■ **Exercise data**:
— BEGIN —
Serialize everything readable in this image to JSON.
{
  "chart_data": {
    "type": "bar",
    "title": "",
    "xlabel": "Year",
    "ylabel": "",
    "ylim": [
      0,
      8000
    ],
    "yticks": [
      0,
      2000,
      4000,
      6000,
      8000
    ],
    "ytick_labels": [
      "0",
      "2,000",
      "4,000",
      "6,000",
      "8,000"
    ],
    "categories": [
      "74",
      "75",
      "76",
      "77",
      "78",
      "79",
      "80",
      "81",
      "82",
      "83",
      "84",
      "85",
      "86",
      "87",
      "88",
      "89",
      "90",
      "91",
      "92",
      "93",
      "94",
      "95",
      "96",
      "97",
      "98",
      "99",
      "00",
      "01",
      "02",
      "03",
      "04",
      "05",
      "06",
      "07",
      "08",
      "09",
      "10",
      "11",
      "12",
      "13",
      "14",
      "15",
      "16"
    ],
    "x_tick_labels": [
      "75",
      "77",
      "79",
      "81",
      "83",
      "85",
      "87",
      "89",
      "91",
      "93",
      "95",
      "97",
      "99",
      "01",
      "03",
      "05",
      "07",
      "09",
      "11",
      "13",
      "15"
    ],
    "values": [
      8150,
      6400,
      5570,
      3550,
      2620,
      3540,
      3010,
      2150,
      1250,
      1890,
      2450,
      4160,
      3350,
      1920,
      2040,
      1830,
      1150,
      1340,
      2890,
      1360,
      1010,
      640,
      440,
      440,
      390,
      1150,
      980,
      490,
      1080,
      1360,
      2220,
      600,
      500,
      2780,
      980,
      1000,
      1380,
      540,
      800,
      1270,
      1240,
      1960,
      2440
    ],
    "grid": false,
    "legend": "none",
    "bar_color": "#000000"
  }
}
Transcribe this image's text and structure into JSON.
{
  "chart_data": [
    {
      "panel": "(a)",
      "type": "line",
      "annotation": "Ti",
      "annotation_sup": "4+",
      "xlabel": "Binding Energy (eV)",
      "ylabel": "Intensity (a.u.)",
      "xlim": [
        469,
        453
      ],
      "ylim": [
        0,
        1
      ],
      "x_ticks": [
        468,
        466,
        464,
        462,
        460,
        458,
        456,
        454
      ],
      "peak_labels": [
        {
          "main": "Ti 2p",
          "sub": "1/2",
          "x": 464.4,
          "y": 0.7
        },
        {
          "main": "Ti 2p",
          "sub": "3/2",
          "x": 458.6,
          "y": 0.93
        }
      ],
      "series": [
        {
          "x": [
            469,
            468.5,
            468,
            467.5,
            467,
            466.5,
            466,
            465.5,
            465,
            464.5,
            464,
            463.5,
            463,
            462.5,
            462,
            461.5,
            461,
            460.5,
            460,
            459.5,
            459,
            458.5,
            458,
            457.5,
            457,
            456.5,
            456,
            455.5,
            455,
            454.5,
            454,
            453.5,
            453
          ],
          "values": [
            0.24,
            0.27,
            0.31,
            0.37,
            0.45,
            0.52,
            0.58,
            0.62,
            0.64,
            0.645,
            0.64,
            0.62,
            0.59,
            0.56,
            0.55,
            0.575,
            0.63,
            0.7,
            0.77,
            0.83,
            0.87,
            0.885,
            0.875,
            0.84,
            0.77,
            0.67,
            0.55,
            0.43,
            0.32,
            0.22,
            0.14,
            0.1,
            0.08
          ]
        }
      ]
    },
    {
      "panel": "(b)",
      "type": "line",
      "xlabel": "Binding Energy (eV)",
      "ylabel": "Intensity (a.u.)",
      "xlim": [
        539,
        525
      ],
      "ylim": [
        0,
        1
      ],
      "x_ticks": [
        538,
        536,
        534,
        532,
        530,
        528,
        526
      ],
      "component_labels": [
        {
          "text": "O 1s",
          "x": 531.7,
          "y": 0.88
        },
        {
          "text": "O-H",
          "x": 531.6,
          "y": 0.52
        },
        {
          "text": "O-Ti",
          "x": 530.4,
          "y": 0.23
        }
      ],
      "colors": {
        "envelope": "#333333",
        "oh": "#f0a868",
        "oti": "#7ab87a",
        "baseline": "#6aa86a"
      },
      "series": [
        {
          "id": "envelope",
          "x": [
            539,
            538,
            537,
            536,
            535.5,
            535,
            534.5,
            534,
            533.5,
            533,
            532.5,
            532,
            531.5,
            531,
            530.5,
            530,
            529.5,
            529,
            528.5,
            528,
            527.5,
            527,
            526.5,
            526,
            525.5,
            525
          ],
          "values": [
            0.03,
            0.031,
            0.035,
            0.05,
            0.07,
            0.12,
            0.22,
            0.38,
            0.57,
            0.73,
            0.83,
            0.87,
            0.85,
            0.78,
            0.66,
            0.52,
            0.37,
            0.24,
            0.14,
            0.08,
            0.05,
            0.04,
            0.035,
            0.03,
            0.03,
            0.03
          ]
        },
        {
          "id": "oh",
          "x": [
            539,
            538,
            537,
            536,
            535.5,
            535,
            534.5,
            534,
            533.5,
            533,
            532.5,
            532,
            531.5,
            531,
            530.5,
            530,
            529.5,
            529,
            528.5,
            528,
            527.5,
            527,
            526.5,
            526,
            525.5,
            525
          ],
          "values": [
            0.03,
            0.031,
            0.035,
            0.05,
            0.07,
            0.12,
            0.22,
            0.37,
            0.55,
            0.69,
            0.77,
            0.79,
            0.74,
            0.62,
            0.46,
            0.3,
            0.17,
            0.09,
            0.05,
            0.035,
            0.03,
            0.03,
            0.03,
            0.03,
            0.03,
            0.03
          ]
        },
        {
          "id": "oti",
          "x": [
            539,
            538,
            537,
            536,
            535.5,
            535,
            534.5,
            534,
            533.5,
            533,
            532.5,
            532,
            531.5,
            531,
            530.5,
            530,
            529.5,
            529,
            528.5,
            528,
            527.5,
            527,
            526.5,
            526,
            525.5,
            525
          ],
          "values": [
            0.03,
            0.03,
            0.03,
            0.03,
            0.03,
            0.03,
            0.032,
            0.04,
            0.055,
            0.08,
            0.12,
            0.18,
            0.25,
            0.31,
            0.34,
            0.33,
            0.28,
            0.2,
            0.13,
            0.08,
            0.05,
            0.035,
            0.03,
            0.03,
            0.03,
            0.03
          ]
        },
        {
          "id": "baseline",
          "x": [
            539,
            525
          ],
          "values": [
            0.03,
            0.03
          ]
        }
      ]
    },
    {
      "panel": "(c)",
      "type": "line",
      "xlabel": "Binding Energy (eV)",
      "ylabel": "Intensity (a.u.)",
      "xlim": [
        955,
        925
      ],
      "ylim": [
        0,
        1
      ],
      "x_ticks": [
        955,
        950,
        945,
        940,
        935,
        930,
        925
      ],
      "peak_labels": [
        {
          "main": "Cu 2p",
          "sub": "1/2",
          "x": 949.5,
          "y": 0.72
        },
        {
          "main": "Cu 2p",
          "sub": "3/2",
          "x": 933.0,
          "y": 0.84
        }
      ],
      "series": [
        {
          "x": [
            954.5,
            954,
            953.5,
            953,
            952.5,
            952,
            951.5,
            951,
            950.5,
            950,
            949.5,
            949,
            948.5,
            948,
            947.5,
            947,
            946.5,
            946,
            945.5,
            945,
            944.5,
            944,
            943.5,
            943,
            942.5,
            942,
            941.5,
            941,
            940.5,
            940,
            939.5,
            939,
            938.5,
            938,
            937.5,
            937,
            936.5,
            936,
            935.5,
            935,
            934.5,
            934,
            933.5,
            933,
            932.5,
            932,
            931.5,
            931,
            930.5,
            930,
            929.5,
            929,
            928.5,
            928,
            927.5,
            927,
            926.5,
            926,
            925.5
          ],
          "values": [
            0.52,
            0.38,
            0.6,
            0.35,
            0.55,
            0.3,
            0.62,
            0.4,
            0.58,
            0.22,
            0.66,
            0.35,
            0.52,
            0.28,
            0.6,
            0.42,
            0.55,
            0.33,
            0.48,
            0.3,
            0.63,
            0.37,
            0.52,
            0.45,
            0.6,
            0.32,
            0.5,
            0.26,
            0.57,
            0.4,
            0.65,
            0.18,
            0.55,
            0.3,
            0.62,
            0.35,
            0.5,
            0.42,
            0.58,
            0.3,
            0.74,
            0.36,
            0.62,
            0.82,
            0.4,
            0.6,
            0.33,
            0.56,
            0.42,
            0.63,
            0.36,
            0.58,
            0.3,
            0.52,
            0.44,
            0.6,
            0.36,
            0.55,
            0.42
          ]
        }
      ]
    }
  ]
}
— END —
■ **Work required**: Look through the data above. Copy every line with the string "JSON" in it.

■ **Response to the task**:
Serialize everything readable in this image to JSON.
Transcribe this image's text and structure into JSON.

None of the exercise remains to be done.